## begin
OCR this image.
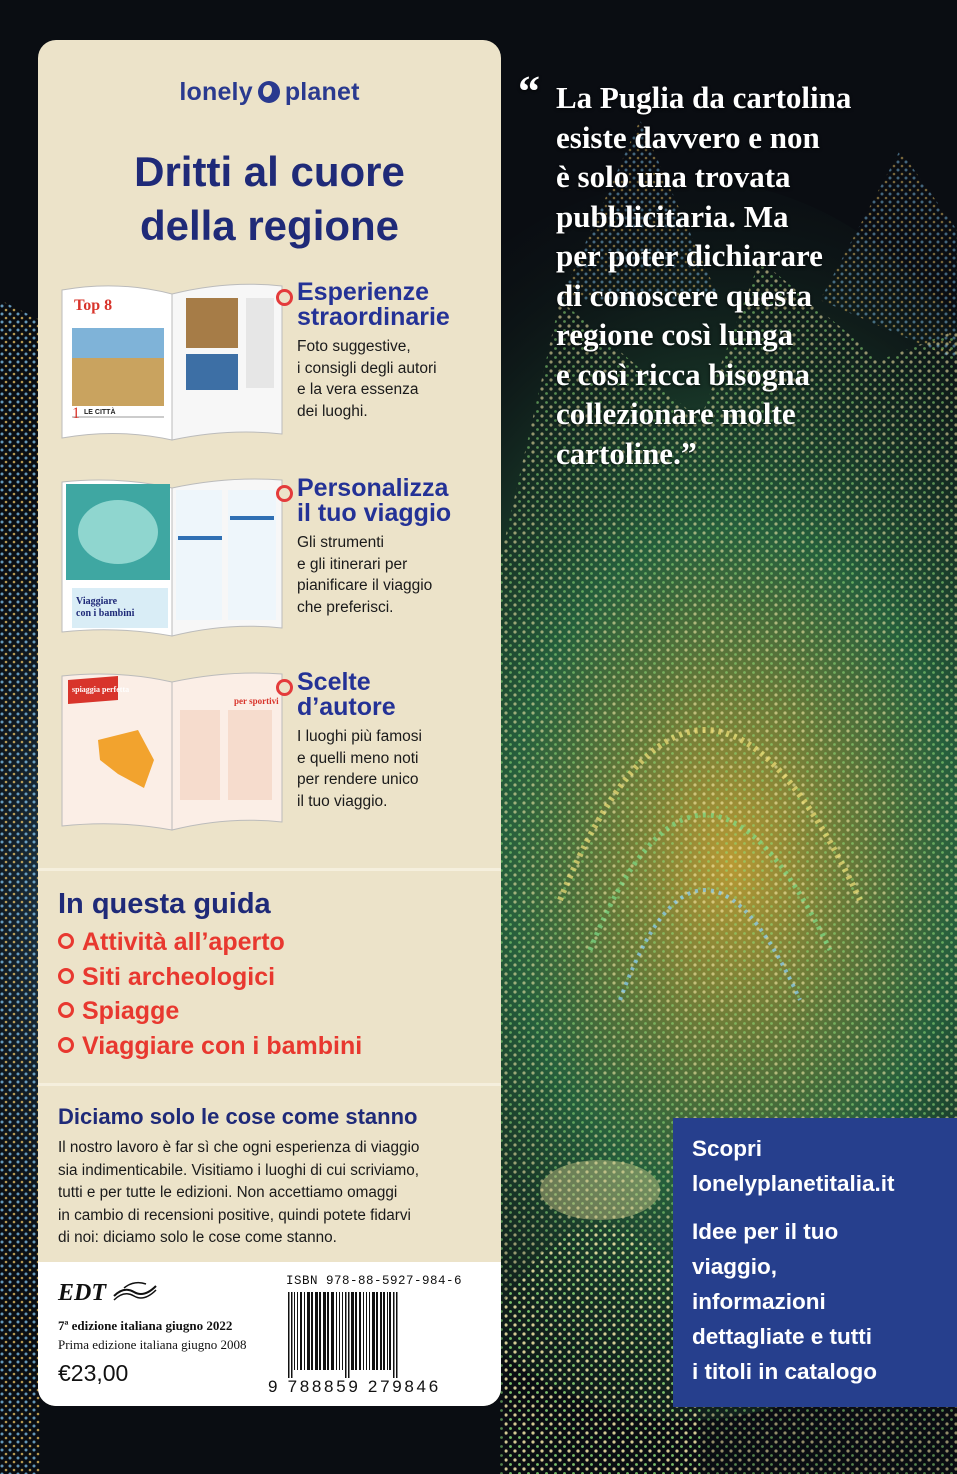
“ La Puglia da cartolina
esiste davvero e non
è solo una trovata
pubblicitaria. Ma
per poter dichiarare
di conoscere questa
regione così lunga
e così ricca bisogna
collezionare molte
cartoline.”
lonely planet
Dritti al cuore
della regione
Top 8
1 LE CITTÀ
Esperienze
straordinarie
Foto suggestive,
i consigli degli autori
e la vera essenza
dei luoghi.
Viaggiare
con i bambini
Personalizza
il tuo viaggio
Gli strumenti
e gli itinerari per
pianificare il viaggio
che preferisci.
spiaggia perfetta
per sportivi
Scelte
d’autore
I luoghi più famosi
e quelli meno noti
per rendere unico
il tuo viaggio.
In questa guida
Attività all’aperto
Siti archeologici
Spiagge
Viaggiare con i bambini
Diciamo solo le cose come stanno
Il nostro lavoro è far sì che ogni esperienza di viaggio
sia indimenticabile. Visitiamo i luoghi di cui scriviamo,
tutti e per tutte le edizioni. Non accettiamo omaggi
in cambio di recensioni positive, quindi potete fidarvi
di noi: diciamo solo le cose come stanno.
EDT
7ª edizione italiana giugno 2022
Prima edizione italiana giugno 2008
€23,00
ISBN 978-88-5927-984-6
9 788859 279846
Scopri
lonelyplanetitalia.it
Idee per il tuo
viaggio,
informazioni
dettagliate e tutti
i titoli in catalogo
## end
PROBLEM DETAILS |
Search the data above for lines holding "come" and copy each of them.

THE COMPLETED TASK |
Diciamo solo le cose come stanno
di noi: diciamo solo le cose come stanno.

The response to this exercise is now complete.